*EXTRACTED INFORMATION*:
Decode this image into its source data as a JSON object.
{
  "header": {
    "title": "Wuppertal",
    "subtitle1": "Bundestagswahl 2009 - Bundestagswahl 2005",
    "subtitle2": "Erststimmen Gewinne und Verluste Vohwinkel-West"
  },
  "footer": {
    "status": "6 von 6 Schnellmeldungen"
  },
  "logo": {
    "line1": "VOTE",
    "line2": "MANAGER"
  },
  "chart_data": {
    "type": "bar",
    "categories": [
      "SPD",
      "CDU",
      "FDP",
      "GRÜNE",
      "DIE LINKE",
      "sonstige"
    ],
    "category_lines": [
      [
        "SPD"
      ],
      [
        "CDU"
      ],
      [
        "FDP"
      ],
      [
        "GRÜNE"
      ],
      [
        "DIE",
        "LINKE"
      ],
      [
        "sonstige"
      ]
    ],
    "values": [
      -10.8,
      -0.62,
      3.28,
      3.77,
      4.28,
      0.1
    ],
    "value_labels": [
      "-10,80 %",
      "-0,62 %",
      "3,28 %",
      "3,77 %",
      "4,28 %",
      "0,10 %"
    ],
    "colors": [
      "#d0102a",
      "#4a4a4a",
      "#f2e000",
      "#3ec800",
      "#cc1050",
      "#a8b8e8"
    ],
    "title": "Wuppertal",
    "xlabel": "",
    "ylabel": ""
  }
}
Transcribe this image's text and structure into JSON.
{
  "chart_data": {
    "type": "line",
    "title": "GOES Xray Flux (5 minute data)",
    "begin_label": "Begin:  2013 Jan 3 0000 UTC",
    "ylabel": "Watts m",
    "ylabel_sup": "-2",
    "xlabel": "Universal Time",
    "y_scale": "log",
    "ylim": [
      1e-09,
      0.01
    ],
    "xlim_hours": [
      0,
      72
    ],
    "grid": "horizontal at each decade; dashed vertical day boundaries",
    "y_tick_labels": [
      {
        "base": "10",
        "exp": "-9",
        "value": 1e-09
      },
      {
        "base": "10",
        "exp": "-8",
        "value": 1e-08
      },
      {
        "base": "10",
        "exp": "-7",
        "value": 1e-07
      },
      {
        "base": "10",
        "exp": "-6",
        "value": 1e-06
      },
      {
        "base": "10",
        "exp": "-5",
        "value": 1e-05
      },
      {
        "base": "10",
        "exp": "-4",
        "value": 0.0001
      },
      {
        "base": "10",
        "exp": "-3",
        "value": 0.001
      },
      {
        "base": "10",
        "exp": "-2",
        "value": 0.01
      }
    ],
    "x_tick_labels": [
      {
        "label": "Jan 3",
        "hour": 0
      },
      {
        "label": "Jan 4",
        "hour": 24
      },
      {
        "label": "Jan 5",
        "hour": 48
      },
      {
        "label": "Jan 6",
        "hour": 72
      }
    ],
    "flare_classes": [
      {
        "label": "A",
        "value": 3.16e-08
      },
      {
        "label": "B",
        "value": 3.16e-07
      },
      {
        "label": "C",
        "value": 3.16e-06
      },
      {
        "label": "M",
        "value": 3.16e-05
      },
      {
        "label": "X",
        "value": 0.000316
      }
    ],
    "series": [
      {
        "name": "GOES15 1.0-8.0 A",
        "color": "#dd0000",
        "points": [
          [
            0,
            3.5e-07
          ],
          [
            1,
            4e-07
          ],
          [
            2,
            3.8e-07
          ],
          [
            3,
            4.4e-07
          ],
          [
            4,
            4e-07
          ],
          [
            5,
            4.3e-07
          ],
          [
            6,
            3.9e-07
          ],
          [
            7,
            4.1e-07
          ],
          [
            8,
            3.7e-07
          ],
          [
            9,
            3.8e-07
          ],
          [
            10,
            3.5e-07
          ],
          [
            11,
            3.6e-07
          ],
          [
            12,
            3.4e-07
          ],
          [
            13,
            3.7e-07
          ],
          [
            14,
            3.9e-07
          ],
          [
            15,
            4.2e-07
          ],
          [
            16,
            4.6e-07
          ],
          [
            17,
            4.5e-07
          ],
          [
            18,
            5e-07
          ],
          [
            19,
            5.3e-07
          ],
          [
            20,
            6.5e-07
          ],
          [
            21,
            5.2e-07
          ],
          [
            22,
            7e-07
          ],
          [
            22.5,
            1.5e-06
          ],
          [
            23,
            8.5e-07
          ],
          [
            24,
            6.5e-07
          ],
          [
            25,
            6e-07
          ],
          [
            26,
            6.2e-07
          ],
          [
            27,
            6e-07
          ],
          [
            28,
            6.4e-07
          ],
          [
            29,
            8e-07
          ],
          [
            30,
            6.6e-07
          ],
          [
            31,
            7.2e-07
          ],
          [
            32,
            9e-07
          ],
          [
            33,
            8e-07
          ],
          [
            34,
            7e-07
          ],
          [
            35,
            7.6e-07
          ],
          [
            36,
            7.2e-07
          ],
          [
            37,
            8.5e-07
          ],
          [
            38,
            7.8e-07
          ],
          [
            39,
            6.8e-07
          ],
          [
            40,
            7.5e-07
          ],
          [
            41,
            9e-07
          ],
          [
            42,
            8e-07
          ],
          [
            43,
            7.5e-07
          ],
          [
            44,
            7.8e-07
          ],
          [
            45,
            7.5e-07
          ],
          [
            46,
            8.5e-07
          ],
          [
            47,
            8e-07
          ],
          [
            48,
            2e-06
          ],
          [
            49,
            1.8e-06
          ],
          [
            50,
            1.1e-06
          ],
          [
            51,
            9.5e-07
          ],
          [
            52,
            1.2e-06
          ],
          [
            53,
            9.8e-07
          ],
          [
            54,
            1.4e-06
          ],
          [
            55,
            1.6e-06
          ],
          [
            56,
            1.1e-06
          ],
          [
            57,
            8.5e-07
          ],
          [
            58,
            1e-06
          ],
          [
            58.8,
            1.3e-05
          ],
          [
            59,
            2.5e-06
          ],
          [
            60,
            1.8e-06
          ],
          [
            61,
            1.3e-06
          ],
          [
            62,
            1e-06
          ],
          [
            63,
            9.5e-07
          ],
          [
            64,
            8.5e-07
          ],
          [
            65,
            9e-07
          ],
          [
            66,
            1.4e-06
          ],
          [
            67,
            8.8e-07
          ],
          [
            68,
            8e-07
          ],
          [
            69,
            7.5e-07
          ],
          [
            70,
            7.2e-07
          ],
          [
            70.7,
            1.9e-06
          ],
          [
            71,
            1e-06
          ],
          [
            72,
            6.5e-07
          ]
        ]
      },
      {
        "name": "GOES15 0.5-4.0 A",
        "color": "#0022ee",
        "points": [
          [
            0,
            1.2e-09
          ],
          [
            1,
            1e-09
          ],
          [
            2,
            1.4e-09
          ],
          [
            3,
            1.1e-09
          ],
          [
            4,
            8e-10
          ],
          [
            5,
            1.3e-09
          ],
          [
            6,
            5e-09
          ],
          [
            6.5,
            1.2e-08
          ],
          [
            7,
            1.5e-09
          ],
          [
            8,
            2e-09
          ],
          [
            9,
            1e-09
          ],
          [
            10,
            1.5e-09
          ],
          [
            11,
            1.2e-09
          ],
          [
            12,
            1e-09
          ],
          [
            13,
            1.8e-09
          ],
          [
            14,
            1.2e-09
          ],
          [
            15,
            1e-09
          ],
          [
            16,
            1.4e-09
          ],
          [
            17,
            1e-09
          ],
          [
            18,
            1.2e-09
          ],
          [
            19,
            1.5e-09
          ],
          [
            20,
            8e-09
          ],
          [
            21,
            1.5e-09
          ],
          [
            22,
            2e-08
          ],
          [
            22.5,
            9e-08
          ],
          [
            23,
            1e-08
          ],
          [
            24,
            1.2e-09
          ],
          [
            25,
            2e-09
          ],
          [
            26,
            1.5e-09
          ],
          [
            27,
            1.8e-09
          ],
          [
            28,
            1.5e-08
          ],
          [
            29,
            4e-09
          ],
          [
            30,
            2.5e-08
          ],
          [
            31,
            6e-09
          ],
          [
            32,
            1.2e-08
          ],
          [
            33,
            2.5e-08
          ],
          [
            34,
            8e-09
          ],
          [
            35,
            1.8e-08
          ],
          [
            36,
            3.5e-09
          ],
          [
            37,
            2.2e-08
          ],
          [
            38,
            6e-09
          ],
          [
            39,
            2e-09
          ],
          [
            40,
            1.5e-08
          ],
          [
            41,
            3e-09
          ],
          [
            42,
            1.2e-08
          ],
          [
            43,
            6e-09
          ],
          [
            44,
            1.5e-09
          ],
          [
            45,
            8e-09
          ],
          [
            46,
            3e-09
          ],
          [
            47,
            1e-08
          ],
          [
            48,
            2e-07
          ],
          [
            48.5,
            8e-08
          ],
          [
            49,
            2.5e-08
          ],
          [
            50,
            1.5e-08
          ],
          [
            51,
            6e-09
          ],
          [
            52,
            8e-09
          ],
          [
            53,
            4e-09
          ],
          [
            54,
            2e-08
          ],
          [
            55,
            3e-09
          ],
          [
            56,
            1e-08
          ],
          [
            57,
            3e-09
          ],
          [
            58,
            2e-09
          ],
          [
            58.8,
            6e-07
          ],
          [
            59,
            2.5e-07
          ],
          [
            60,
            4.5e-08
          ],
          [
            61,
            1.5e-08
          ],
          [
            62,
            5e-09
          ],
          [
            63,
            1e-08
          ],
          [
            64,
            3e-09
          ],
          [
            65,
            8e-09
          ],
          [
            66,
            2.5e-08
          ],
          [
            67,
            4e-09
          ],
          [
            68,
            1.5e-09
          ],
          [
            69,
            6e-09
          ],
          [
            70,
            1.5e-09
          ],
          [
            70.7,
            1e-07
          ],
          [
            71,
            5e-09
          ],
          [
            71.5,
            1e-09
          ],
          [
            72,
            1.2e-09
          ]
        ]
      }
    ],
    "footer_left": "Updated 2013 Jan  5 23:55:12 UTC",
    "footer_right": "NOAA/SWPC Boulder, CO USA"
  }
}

*EXERCISE BRIEF*: From the data above, copy each line that holds "image".

*FINISHED EXERCISE*:
Decode this image into its source data as a JSON object.
Transcribe this image's text and structure into JSON.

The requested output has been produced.